What follows is a set of records; copy all of it exactly.

Dataset records of document pages:
^^^^^^^^^^^^^^^^
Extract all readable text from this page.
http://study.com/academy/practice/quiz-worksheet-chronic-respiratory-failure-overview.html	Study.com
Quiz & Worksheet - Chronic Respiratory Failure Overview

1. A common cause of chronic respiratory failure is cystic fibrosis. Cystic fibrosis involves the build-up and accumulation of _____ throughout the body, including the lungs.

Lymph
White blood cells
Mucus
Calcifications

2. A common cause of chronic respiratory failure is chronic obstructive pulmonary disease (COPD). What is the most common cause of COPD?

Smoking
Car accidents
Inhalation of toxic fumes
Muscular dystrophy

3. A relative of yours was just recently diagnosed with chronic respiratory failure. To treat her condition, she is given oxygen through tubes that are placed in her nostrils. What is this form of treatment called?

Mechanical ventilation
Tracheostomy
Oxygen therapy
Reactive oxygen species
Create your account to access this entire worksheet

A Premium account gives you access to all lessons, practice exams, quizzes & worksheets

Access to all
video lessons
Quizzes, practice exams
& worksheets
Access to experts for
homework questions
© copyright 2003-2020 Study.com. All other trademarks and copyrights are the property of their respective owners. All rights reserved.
^^^^^^^^^^^^^^^^
Written answer:
Extract all readable text from this page.
http://study.com/academy/practice/quiz-worksheet-chronic-respiratory-failure-overview.html	Study.com
Quiz & Worksheet - Chronic Respiratory Failure Overview

1. A common cause of chronic respiratory failure is cystic fibrosis. Cystic fibrosis involves the build-up and accumulation of _____ throughout the body, including the lungs.

Lymph
White blood cells
Mucus
Calcifications

2. A common cause of chronic respiratory failure is chronic obstructive pulmonary disease (COPD). What is the most common cause of COPD?

Smoking
Car accidents
Inhalation of toxic fumes
Muscular dystrophy

3. A relative of yours was just recently diagnosed with chronic respiratory failure. To treat her condition, she is given oxygen through tubes that are placed in her nostrils. What is this form of treatment called?

Mechanical ventilation
Tracheostomy
Oxygen therapy
Reactive oxygen species
Create your account to access this entire worksheet

A Premium account gives you access to all lessons, practice exams, quizzes & worksheets

Access to all
video lessons
Quizzes, practice exams
& worksheets
Access to experts for
homework questions
© copyright 2003-2020 Study.com. All other trademarks and copyrights are the property of their respective owners. All rights reserved.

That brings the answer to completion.